Task directions:
Please write the listing below out again exactly, leaving every picture behind.

Information provided:
┄┄┄┄┄┄┄┄┄┄

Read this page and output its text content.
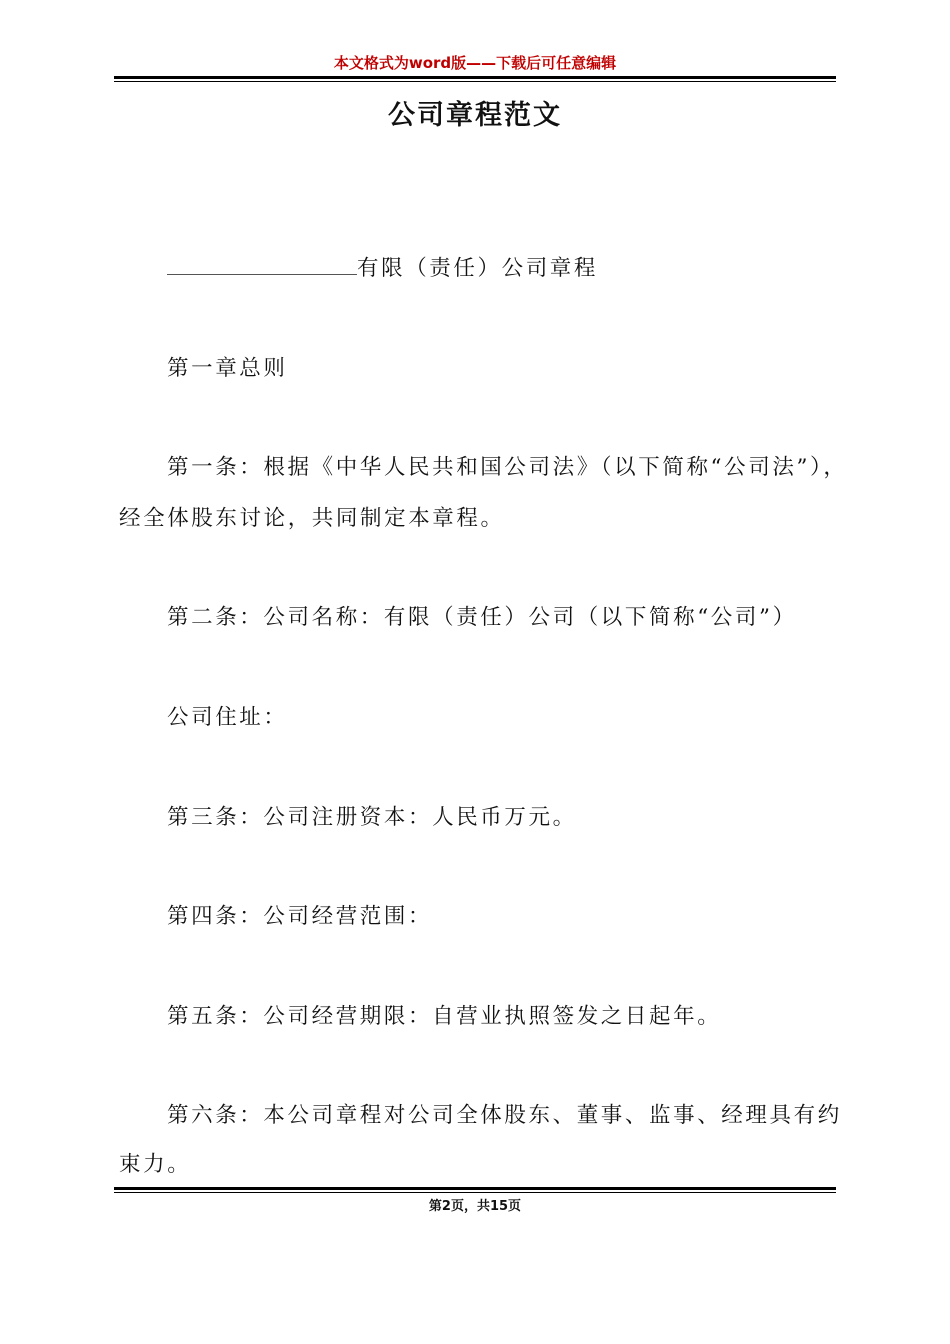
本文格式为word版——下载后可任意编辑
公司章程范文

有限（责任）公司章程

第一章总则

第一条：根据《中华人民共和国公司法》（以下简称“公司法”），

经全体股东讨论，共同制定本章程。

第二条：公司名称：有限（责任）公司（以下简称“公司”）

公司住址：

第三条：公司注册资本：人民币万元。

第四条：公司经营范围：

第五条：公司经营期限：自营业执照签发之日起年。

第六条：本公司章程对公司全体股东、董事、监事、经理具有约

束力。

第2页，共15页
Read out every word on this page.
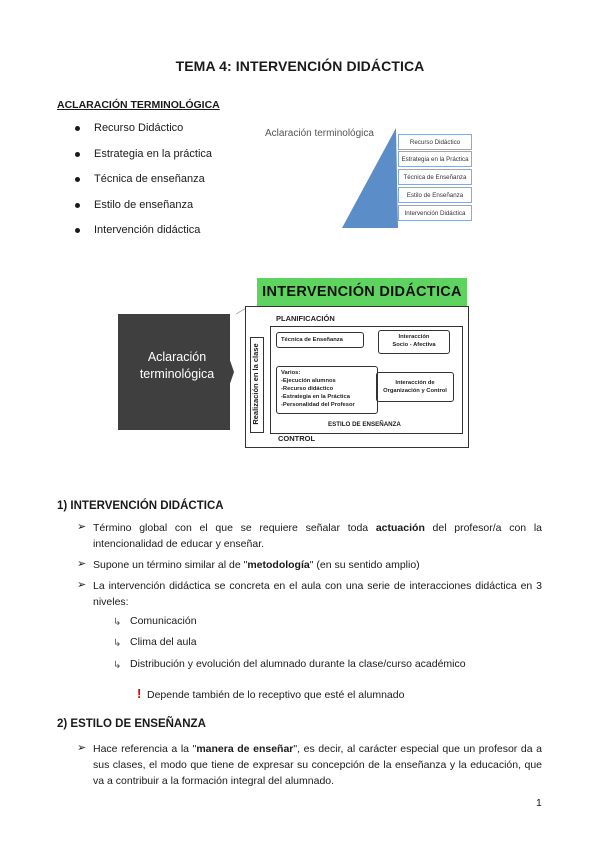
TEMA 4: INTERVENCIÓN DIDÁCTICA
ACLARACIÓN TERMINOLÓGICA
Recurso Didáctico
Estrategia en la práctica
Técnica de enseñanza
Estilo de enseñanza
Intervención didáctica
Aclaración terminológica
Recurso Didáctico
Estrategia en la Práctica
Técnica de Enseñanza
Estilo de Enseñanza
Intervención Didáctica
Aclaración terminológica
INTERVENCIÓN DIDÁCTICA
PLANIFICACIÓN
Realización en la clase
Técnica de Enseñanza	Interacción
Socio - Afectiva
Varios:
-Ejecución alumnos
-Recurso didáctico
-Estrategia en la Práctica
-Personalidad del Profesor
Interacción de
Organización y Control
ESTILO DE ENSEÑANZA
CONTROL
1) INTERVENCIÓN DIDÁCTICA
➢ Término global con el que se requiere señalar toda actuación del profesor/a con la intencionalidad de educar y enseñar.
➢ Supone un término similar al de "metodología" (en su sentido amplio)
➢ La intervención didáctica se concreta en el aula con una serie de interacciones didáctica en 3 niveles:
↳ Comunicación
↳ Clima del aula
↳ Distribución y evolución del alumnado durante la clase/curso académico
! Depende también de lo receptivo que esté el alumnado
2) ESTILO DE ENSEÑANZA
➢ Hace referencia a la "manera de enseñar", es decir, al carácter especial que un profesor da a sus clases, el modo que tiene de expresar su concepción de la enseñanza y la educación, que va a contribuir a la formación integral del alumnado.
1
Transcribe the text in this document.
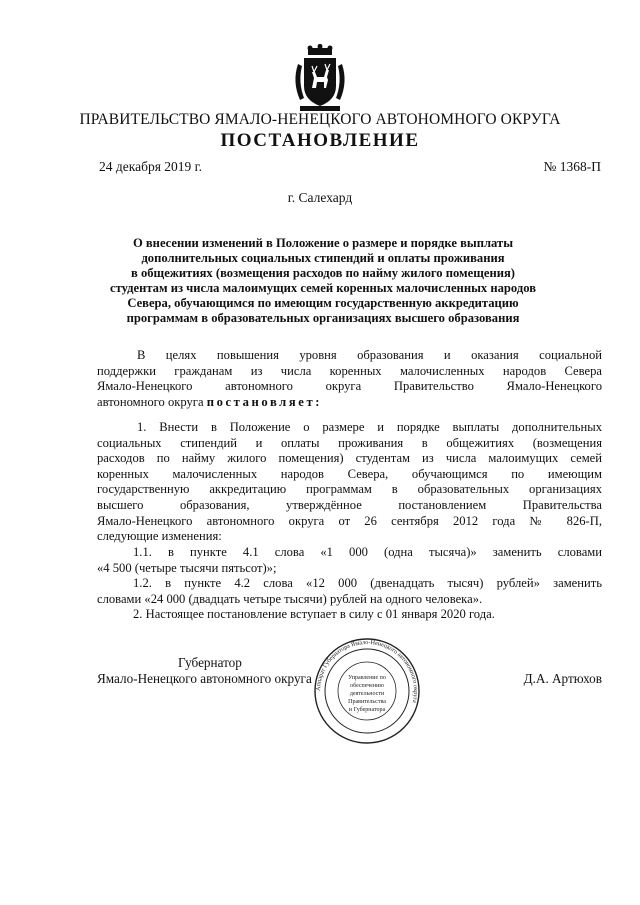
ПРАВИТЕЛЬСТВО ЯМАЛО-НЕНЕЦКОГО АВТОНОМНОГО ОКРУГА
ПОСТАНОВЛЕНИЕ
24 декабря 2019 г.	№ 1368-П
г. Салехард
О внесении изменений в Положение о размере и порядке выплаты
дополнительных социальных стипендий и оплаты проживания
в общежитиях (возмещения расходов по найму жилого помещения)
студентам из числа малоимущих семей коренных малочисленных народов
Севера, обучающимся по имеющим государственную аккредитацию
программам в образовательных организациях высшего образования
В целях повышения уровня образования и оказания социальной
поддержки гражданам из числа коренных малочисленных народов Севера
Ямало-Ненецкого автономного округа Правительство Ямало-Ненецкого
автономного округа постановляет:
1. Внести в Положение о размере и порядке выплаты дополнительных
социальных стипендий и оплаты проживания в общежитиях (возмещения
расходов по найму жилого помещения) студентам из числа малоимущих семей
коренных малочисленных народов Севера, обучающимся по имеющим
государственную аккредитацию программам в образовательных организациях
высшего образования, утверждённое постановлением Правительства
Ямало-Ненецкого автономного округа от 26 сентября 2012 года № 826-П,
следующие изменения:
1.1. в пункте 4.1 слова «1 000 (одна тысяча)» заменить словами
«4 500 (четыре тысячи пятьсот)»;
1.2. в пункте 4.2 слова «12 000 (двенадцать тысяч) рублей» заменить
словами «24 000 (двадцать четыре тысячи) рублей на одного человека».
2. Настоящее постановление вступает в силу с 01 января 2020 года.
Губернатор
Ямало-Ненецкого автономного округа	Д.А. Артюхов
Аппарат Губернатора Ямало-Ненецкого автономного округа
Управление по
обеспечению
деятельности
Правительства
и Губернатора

┄┄┄┄┄┄┄┄┄┄

Reply:
Read this page and output its text content.
本文格式为word版——下载后可任意编辑
公司章程范文

有限（责任）公司章程

第一章总则

第一条：根据《中华人民共和国公司法》（以下简称“公司法”），

经全体股东讨论，共同制定本章程。

第二条：公司名称：有限（责任）公司（以下简称“公司”）

公司住址：

第三条：公司注册资本：人民币万元。

第四条：公司经营范围：

第五条：公司经营期限：自营业执照签发之日起年。

第六条：本公司章程对公司全体股东、董事、监事、经理具有约

束力。

第2页，共15页
Read out every word on this page.
TEMA 4: INTERVENCIÓN DIDÁCTICA
ACLARACIÓN TERMINOLÓGICA
Recurso Didáctico
Estrategia en la práctica
Técnica de enseñanza
Estilo de enseñanza
Intervención didáctica
Aclaración terminológica
Recurso Didáctico
Estrategia en la Práctica
Técnica de Enseñanza
Estilo de Enseñanza
Intervención Didáctica
Aclaración terminológica
INTERVENCIÓN DIDÁCTICA
PLANIFICACIÓN
Realización en la clase
Técnica de Enseñanza	Interacción
Socio - Afectiva
Varios:
-Ejecución alumnos
-Recurso didáctico
-Estrategia en la Práctica
-Personalidad del Profesor
Interacción de
Organización y Control
ESTILO DE ENSEÑANZA
CONTROL
1) INTERVENCIÓN DIDÁCTICA
➢ Término global con el que se requiere señalar toda actuación del profesor/a con la intencionalidad de educar y enseñar.
➢ Supone un término similar al de "metodología" (en su sentido amplio)
➢ La intervención didáctica se concreta en el aula con una serie de interacciones didáctica en 3 niveles:
↳ Comunicación
↳ Clima del aula
↳ Distribución y evolución del alumnado durante la clase/curso académico
! Depende también de lo receptivo que esté el alumnado
2) ESTILO DE ENSEÑANZA
➢ Hace referencia a la "manera de enseñar", es decir, al carácter especial que un profesor da a sus clases, el modo que tiene de expresar su concepción de la enseñanza y la educación, que va a contribuir a la formación integral del alumnado.
1
Transcribe the text in this document.
ПРАВИТЕЛЬСТВО ЯМАЛО-НЕНЕЦКОГО АВТОНОМНОГО ОКРУГА
ПОСТАНОВЛЕНИЕ
24 декабря 2019 г.	№ 1368-П
г. Салехард
О внесении изменений в Положение о размере и порядке выплаты
дополнительных социальных стипендий и оплаты проживания
в общежитиях (возмещения расходов по найму жилого помещения)
студентам из числа малоимущих семей коренных малочисленных народов
Севера, обучающимся по имеющим государственную аккредитацию
программам в образовательных организациях высшего образования
В целях повышения уровня образования и оказания социальной
поддержки гражданам из числа коренных малочисленных народов Севера
Ямало-Ненецкого автономного округа Правительство Ямало-Ненецкого
автономного округа постановляет:
1. Внести в Положение о размере и порядке выплаты дополнительных
социальных стипендий и оплаты проживания в общежитиях (возмещения
расходов по найму жилого помещения) студентам из числа малоимущих семей
коренных малочисленных народов Севера, обучающимся по имеющим
государственную аккредитацию программам в образовательных организациях
высшего образования, утверждённое постановлением Правительства
Ямало-Ненецкого автономного округа от 26 сентября 2012 года № 826-П,
следующие изменения:
1.1. в пункте 4.1 слова «1 000 (одна тысяча)» заменить словами
«4 500 (четыре тысячи пятьсот)»;
1.2. в пункте 4.2 слова «12 000 (двенадцать тысяч) рублей» заменить
словами «24 000 (двадцать четыре тысячи) рублей на одного человека».
2. Настоящее постановление вступает в силу с 01 января 2020 года.
Губернатор
Ямало-Ненецкого автономного округа	Д.А. Артюхов
Аппарат Губернатора Ямало-Ненецкого автономного округа
Управление по
обеспечению
деятельности
Правительства
и Губернатора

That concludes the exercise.